→ 作業内容:
a – 次の(i)〜(iii)が抜粋テキストの内容と一致するかを、それぞれ「はい」か「いいえ」で答えてください。判断の決め手となる抜粋テキストの語句もそのまま引用してください。
(i) 3次元姿勢推定装置1は、店舗内に設置されたカメラCAと通信回線を介して接続されている。
(ii) 本実施形態でいう「物体」に、人物以外のものは含まれない。
(iii) カメラCAから3次元姿勢推定装置1に入力される画像は、静止画に限られる。
b – 抜粋テキストによると、3次元姿勢推定装置1は例えばどのような装置で構成されていますか。

→ 抜粋テキスト:
図2】上記3次元姿勢推定装置の深度マップ推定部および位置検出部を構成するCNNの構成を模式的に示す説明図である。
図3】上記3次元姿勢推定装置によって実行される3次元位置推定方法による処理の流れを示すフローチャートである。
図4】上記深度マップ推定部から出力される相対深度マップを模式的に示す説明図である。
図5】上記相対深度マップの一例を模式的に示す説明図である。
図6】上記相対深度マップの他の例を模式的に示す説明図である。
図7】上記位置検出部によって各制御点の2次元位置を検出する処理の一例を模式的に示す説明図である。
図8】連接する一方の制御点を基準として他方の制御点の3次元位置を求める処理を模式的に示す説明図である。
図9】上記位置検出部によって各制御点の2次元位置を検出する処理の他の例を模式的に示す説明図である。
【発明を実施するための形態】
【0014】
本発明の実施の形態について、図面に基づいて説明すれば、以下の通りである。なお、本発明は、以下の内容に限定されるわけではない。
【0015】
〔3次元姿勢推定装置の構成〕
図1は、本実施形態の3次元姿勢推定装置1の概略の構成を示すブロック図である。3次元姿勢推定装置1は、例えば、パーソナルコンピュータなどの端末装置で構成されており、店舗内に設置される少なくとも1台のカメラCAと通信回線(有線、無線を問わない)を介して接続されている。カメラCAでの撮影によって取得された画像(動画または静止画)のデータが3次元姿勢推定装置1に入力されると、3次元姿勢推定装置1では、後述する3次元姿勢推定方法による処理を実行し、これによって、画像に写っている物体の3次元姿勢が推定される。なお、本実施形態において、「物体」とは、主に人物を指すが、人物以外であってもよい。例えば、動物、車や電車などの乗物、建物などの構造物も「物体」に含めることができる。以下、3次元姿勢推定装置1の詳細について説明する。

→ 項目一覧:

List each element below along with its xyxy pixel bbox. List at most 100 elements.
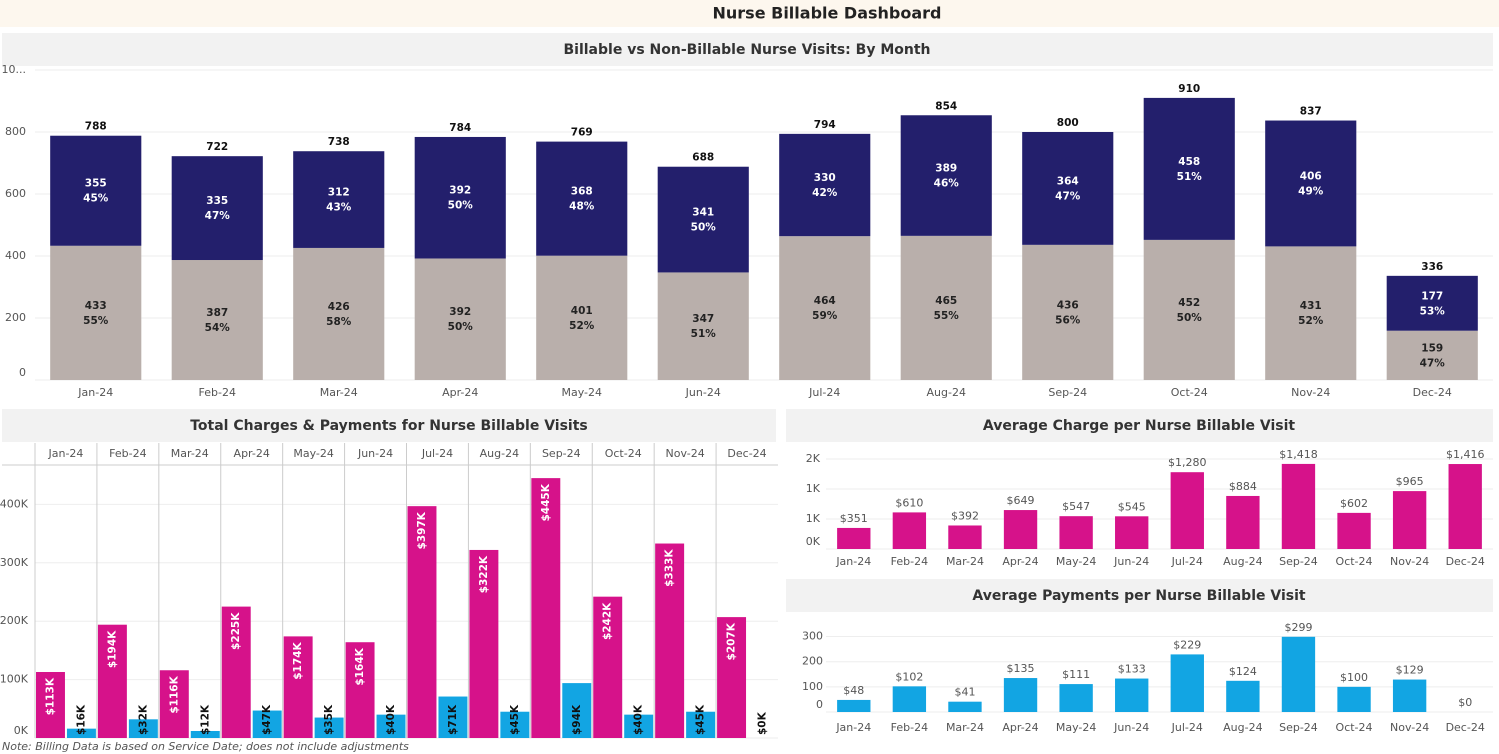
value-label: $545 [1118,500,1146,513]
value-label: $194K [106,630,118,668]
bar-segment [1386,330,1478,380]
chart-title: Total Charges & Payments for Nurse Billa… [190,418,588,434]
x-tick-label: Jul-24 [1171,555,1203,568]
bar [1392,491,1427,549]
percent-label: 51% [691,328,717,340]
y-tick-label: 100 [802,680,823,693]
x-tick-label: Jul-24 [808,386,840,399]
bar [283,636,313,738]
bar [593,596,623,738]
value-label: $602 [1340,497,1368,510]
percent-label: 42% [812,187,838,199]
x-tick-label: Mar-24 [946,555,984,568]
x-tick-label: Sep-24 [1279,555,1318,568]
value-label: 347 [692,313,714,325]
bar [531,478,561,738]
value-label: 335 [206,195,228,207]
x-tick-label: Nov-24 [666,447,705,460]
y-tick-label: 200 [802,655,823,668]
percent-label: 47% [205,210,231,222]
x-tick-label: May-24 [1056,721,1097,734]
bar [837,527,871,549]
bar [948,701,982,712]
percent-label: 48% [569,201,595,213]
bar [1337,686,1371,712]
bar [1170,654,1204,712]
x-tick-label: Dec-24 [1446,721,1485,734]
value-label: $47K [261,704,273,735]
bar [624,714,654,738]
x-tick-label: Dec-24 [1413,386,1452,399]
bar [36,672,65,738]
percent-label: 54% [205,322,231,334]
value-label: $1,280 [1168,456,1207,469]
x-tick-label: Jan-24 [835,721,871,734]
x-tick-label: Jun-24 [1113,721,1149,734]
value-label: 330 [814,172,836,184]
bar [1059,684,1093,712]
x-tick-label: Oct-24 [1171,386,1208,399]
value-label: $100 [1340,671,1368,684]
bar [1281,636,1316,712]
x-tick-label: Apr-24 [1002,721,1038,734]
bar-segment [779,236,871,380]
bar [500,711,530,738]
bar [469,549,499,738]
value-label: $397K [416,511,428,549]
y-tick-label: 10... [2,63,27,76]
bar [837,699,871,712]
y-tick-label: 800 [5,125,26,138]
percent-label: 47% [1055,190,1081,202]
value-label: $116K [168,675,180,713]
bar [892,686,927,712]
x-tick-label: Aug-24 [1223,555,1262,568]
value-label: $71K [447,704,459,735]
value-label: $0K [757,711,769,735]
percent-label: 43% [326,202,352,214]
total-label: 910 [1178,83,1200,95]
value-label: $40K [385,704,397,735]
bar-segment [171,260,263,380]
x-tick-label: Jul-24 [421,447,453,460]
total-label: 336 [1421,261,1443,273]
percent-label: 47% [1420,357,1446,369]
total-label: 688 [692,152,714,164]
value-label: $610 [895,496,923,509]
percent-label: 50% [448,321,474,333]
bar [1226,495,1260,549]
percent-label: 53% [1420,305,1446,317]
bar [1226,680,1260,712]
panel-header [786,409,1493,442]
percent-label: 49% [1298,185,1324,197]
value-label: $102 [895,670,923,683]
percent-label: 59% [812,310,838,322]
dashboard-title: Nurse Billable Dashboard [713,4,942,23]
bar [97,624,127,738]
bar [1003,678,1038,712]
value-label: $124 [1229,665,1257,678]
value-label: $135 [1007,662,1035,675]
total-label: 854 [935,100,957,112]
value-label: $41 [954,686,975,699]
y-tick-label: 1K [806,512,821,525]
value-label: $1,418 [1279,448,1318,461]
bar-segment [657,272,749,380]
bar-segment [536,255,628,380]
total-label: 800 [1057,117,1079,129]
y-tick-label: 200K [0,614,29,627]
bar [1115,516,1149,549]
title-bar [0,0,1499,27]
value-label: 433 [85,300,107,312]
x-tick-label: Aug-24 [1223,721,1262,734]
value-label: 341 [692,207,714,219]
value-label: 364 [1057,175,1079,187]
value-label: $45K [509,704,521,735]
value-label: $207K [726,622,738,660]
bar [717,617,747,738]
bar [1170,472,1204,549]
percent-label: 52% [1298,315,1324,327]
y-tick-label: 0K [14,724,29,737]
bar-segment [1265,120,1357,247]
x-tick-label: Sep-24 [1279,721,1318,734]
value-label: 355 [85,178,107,190]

→ 結果:
a –
(i) はい。「店舗内に設置される少なくとも1台のカメラCAと通信回線(有線、無線を問わない)を介して接続されている」
(ii) いいえ。「人物以外であってもよい」
(iii) いいえ。「画像(動画または静止画)」

b – パーソナルコンピュータなどの端末装置で構成されています。